>> BEGIN DATA ENTRIES
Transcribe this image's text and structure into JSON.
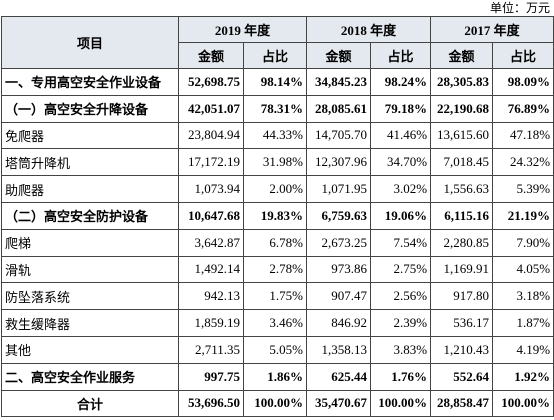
{
  "unit": "单位：万元",
  "table": {
    "header": {
      "item": "项目",
      "years": [
        "2019 年度",
        "2018 年度",
        "2017 年度"
      ],
      "amount": "金额",
      "share": "占比"
    },
    "rows": [
      [
        "一、专用高空安全作业设备",
        "52,698.75",
        "98.14%",
        "34,845.23",
        "98.24%",
        "28,305.83",
        "98.09%"
      ],
      [
        "（一）高空安全升降设备",
        "42,051.07",
        "78.31%",
        "28,085.61",
        "79.18%",
        "22,190.68",
        "76.89%"
      ],
      [
        "免爬器",
        "23,804.94",
        "44.33%",
        "14,705.70",
        "41.46%",
        "13,615.60",
        "47.18%"
      ],
      [
        "塔筒升降机",
        "17,172.19",
        "31.98%",
        "12,307.96",
        "34.70%",
        "7,018.45",
        "24.32%"
      ],
      [
        "助爬器",
        "1,073.94",
        "2.00%",
        "1,071.95",
        "3.02%",
        "1,556.63",
        "5.39%"
      ],
      [
        "（二）高空安全防护设备",
        "10,647.68",
        "19.83%",
        "6,759.63",
        "19.06%",
        "6,115.16",
        "21.19%"
      ],
      [
        "爬梯",
        "3,642.87",
        "6.78%",
        "2,673.25",
        "7.54%",
        "2,280.85",
        "7.90%"
      ],
      [
        "滑轨",
        "1,492.14",
        "2.78%",
        "973.86",
        "2.75%",
        "1,169.91",
        "4.05%"
      ],
      [
        "防坠落系统",
        "942.13",
        "1.75%",
        "907.47",
        "2.56%",
        "917.80",
        "3.18%"
      ],
      [
        "救生缓降器",
        "1,859.19",
        "3.46%",
        "846.92",
        "2.39%",
        "536.17",
        "1.87%"
      ],
      [
        "其他",
        "2,711.35",
        "5.05%",
        "1,358.13",
        "3.83%",
        "1,210.43",
        "4.19%"
      ],
      [
        "二、高空安全作业服务",
        "997.75",
        "1.86%",
        "625.44",
        "1.76%",
        "552.64",
        "1.92%"
      ],
      [
        "合计",
        "53,696.50",
        "100.00%",
        "35,470.67",
        "100.00%",
        "28,858.47",
        "100.00%"
      ]
    ]
  }
}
>> END DATA ENTRIES
▶ GIVEN REQUEST: Set down every record once more, word for word, without pictures.

▶ ANSWER TO THIS TASK:
Transcribe this image's text and structure into JSON.
{
  "unit": "单位：万元",
  "table": {
    "header": {
      "item": "项目",
      "years": [
        "2019 年度",
        "2018 年度",
        "2017 年度"
      ],
      "amount": "金额",
      "share": "占比"
    },
    "rows": [
      [
        "一、专用高空安全作业设备",
        "52,698.75",
        "98.14%",
        "34,845.23",
        "98.24%",
        "28,305.83",
        "98.09%"
      ],
      [
        "（一）高空安全升降设备",
        "42,051.07",
        "78.31%",
        "28,085.61",
        "79.18%",
        "22,190.68",
        "76.89%"
      ],
      [
        "免爬器",
        "23,804.94",
        "44.33%",
        "14,705.70",
        "41.46%",
        "13,615.60",
        "47.18%"
      ],
      [
        "塔筒升降机",
        "17,172.19",
        "31.98%",
        "12,307.96",
        "34.70%",
        "7,018.45",
        "24.32%"
      ],
      [
        "助爬器",
        "1,073.94",
        "2.00%",
        "1,071.95",
        "3.02%",
        "1,556.63",
        "5.39%"
      ],
      [
        "（二）高空安全防护设备",
        "10,647.68",
        "19.83%",
        "6,759.63",
        "19.06%",
        "6,115.16",
        "21.19%"
      ],
      [
        "爬梯",
        "3,642.87",
        "6.78%",
        "2,673.25",
        "7.54%",
        "2,280.85",
        "7.90%"
      ],
      [
        "滑轨",
        "1,492.14",
        "2.78%",
        "973.86",
        "2.75%",
        "1,169.91",
        "4.05%"
      ],
      [
        "防坠落系统",
        "942.13",
        "1.75%",
        "907.47",
        "2.56%",
        "917.80",
        "3.18%"
      ],
      [
        "救生缓降器",
        "1,859.19",
        "3.46%",
        "846.92",
        "2.39%",
        "536.17",
        "1.87%"
      ],
      [
        "其他",
        "2,711.35",
        "5.05%",
        "1,358.13",
        "3.83%",
        "1,210.43",
        "4.19%"
      ],
      [
        "二、高空安全作业服务",
        "997.75",
        "1.86%",
        "625.44",
        "1.76%",
        "552.64",
        "1.92%"
      ],
      [
        "合计",
        "53,696.50",
        "100.00%",
        "35,470.67",
        "100.00%",
        "28,858.47",
        "100.00%"
      ]
    ]
  }
}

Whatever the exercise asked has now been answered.